EXERCISE OBJECTIVE => Copy every line of the records below verbatim, preserving each character, number, and bracket without alteration.

─── SUPPLIED INFORMATION

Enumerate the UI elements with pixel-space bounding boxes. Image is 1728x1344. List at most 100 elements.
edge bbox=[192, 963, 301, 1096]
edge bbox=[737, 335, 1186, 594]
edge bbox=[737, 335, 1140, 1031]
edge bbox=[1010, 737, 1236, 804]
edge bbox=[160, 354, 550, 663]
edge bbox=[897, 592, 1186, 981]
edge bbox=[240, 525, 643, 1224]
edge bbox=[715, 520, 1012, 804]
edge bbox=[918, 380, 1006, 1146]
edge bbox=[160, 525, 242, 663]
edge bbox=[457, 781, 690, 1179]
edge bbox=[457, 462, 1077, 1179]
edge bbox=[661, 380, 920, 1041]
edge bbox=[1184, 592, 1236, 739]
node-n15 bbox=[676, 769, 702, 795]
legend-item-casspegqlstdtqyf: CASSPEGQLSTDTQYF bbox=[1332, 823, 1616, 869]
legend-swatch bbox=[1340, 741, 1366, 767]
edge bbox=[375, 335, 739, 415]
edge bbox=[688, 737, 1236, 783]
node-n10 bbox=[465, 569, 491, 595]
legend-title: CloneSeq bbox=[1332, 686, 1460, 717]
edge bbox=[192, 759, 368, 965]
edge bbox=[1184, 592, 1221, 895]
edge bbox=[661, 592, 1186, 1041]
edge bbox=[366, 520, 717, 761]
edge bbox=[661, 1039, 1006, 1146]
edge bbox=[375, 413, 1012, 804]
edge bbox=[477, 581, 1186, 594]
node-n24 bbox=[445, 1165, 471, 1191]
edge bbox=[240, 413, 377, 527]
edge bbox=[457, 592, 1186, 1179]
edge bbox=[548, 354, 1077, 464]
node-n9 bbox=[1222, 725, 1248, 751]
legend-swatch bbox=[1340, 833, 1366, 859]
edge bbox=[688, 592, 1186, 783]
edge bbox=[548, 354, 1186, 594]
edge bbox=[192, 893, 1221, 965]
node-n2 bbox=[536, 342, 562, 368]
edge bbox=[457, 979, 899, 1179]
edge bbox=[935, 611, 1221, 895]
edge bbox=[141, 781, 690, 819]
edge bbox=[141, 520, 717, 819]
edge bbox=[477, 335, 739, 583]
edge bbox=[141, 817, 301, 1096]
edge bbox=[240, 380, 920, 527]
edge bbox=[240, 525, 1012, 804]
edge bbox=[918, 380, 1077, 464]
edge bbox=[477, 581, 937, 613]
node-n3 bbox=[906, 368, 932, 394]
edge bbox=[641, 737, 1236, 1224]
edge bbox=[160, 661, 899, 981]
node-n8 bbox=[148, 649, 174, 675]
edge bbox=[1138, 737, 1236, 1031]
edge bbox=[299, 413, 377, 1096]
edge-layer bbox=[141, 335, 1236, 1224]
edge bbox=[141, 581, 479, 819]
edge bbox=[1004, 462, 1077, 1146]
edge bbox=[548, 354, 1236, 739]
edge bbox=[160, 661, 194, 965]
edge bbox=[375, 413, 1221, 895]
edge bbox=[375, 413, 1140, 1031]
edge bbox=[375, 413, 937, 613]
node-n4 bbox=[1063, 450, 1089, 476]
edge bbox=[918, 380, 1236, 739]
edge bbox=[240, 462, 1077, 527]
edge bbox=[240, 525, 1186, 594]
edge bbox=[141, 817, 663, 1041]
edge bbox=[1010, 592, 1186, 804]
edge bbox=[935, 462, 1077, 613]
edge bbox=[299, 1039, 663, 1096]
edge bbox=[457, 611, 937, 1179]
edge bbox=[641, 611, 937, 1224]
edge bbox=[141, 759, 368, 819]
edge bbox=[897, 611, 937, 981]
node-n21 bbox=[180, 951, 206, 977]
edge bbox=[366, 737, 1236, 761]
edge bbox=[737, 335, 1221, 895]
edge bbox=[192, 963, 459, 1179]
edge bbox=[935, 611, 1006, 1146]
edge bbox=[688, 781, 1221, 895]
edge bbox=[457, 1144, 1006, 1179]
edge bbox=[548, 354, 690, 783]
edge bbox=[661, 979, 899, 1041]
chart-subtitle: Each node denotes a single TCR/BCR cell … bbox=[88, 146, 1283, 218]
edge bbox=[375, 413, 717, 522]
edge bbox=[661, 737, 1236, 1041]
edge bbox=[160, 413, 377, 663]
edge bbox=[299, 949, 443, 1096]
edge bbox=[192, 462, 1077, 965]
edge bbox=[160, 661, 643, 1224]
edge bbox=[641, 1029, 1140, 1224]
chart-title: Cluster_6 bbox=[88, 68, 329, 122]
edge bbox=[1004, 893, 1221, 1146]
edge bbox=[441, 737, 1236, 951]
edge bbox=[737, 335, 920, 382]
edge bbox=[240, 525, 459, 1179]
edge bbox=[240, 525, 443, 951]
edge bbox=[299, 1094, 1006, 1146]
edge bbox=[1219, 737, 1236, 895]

──────

TASK RESPONSE =>
Enumerate the UI elements with pixel-space bounding boxes. Image is 1728x1344. List at most 100 elements.
edge bbox=[192, 963, 301, 1096]
edge bbox=[737, 335, 1186, 594]
edge bbox=[737, 335, 1140, 1031]
edge bbox=[1010, 737, 1236, 804]
edge bbox=[160, 354, 550, 663]
edge bbox=[897, 592, 1186, 981]
edge bbox=[240, 525, 643, 1224]
edge bbox=[715, 520, 1012, 804]
edge bbox=[918, 380, 1006, 1146]
edge bbox=[160, 525, 242, 663]
edge bbox=[457, 781, 690, 1179]
edge bbox=[457, 462, 1077, 1179]
edge bbox=[661, 380, 920, 1041]
edge bbox=[1184, 592, 1236, 739]
node-n15 bbox=[676, 769, 702, 795]
legend-item-casspegqlstdtqyf: CASSPEGQLSTDTQYF bbox=[1332, 823, 1616, 869]
legend-swatch bbox=[1340, 741, 1366, 767]
edge bbox=[375, 335, 739, 415]
edge bbox=[688, 737, 1236, 783]
node-n10 bbox=[465, 569, 491, 595]
legend-title: CloneSeq bbox=[1332, 686, 1460, 717]
edge bbox=[192, 759, 368, 965]
edge bbox=[1184, 592, 1221, 895]
edge bbox=[661, 592, 1186, 1041]
edge bbox=[366, 520, 717, 761]
edge bbox=[661, 1039, 1006, 1146]
edge bbox=[375, 413, 1012, 804]
edge bbox=[477, 581, 1186, 594]
node-n24 bbox=[445, 1165, 471, 1191]
edge bbox=[240, 413, 377, 527]
edge bbox=[457, 592, 1186, 1179]
edge bbox=[548, 354, 1077, 464]
node-n9 bbox=[1222, 725, 1248, 751]
legend-swatch bbox=[1340, 833, 1366, 859]
edge bbox=[688, 592, 1186, 783]
edge bbox=[548, 354, 1186, 594]
edge bbox=[192, 893, 1221, 965]
node-n2 bbox=[536, 342, 562, 368]
edge bbox=[457, 979, 899, 1179]
edge bbox=[935, 611, 1221, 895]
edge bbox=[141, 781, 690, 819]
edge bbox=[141, 520, 717, 819]
edge bbox=[477, 335, 739, 583]
edge bbox=[141, 817, 301, 1096]
edge bbox=[240, 380, 920, 527]
edge bbox=[240, 525, 1012, 804]
edge bbox=[918, 380, 1077, 464]
edge bbox=[477, 581, 937, 613]
node-n3 bbox=[906, 368, 932, 394]
edge bbox=[641, 737, 1236, 1224]
edge bbox=[160, 661, 899, 981]
node-n8 bbox=[148, 649, 174, 675]
edge bbox=[1138, 737, 1236, 1031]
edge bbox=[299, 413, 377, 1096]
edge-layer bbox=[141, 335, 1236, 1224]
edge bbox=[141, 581, 479, 819]
edge bbox=[1004, 462, 1077, 1146]
edge bbox=[548, 354, 1236, 739]
edge bbox=[160, 661, 194, 965]
edge bbox=[375, 413, 1221, 895]
edge bbox=[375, 413, 1140, 1031]
edge bbox=[375, 413, 937, 613]
node-n4 bbox=[1063, 450, 1089, 476]
edge bbox=[918, 380, 1236, 739]
edge bbox=[240, 462, 1077, 527]
edge bbox=[240, 525, 1186, 594]
edge bbox=[141, 817, 663, 1041]
edge bbox=[1010, 592, 1186, 804]
edge bbox=[935, 462, 1077, 613]
edge bbox=[299, 1039, 663, 1096]
edge bbox=[457, 611, 937, 1179]
edge bbox=[641, 611, 937, 1224]
edge bbox=[141, 759, 368, 819]
edge bbox=[897, 611, 937, 981]
node-n21 bbox=[180, 951, 206, 977]
edge bbox=[366, 737, 1236, 761]
edge bbox=[737, 335, 1221, 895]
edge bbox=[192, 963, 459, 1179]
edge bbox=[935, 611, 1006, 1146]
edge bbox=[688, 781, 1221, 895]
edge bbox=[457, 1144, 1006, 1179]
edge bbox=[548, 354, 690, 783]
edge bbox=[661, 979, 899, 1041]
chart-subtitle: Each node denotes a single TCR/BCR cell … bbox=[88, 146, 1283, 218]
edge bbox=[375, 413, 717, 522]
edge bbox=[661, 737, 1236, 1041]
edge bbox=[160, 413, 377, 663]
edge bbox=[299, 949, 443, 1096]
edge bbox=[192, 462, 1077, 965]
edge bbox=[160, 661, 643, 1224]
edge bbox=[641, 1029, 1140, 1224]
chart-title: Cluster_6 bbox=[88, 68, 329, 122]
edge bbox=[1004, 893, 1221, 1146]
edge bbox=[441, 737, 1236, 951]
edge bbox=[737, 335, 920, 382]
edge bbox=[240, 525, 459, 1179]
edge bbox=[240, 525, 443, 951]
edge bbox=[299, 1094, 1006, 1146]
edge bbox=[1219, 737, 1236, 895]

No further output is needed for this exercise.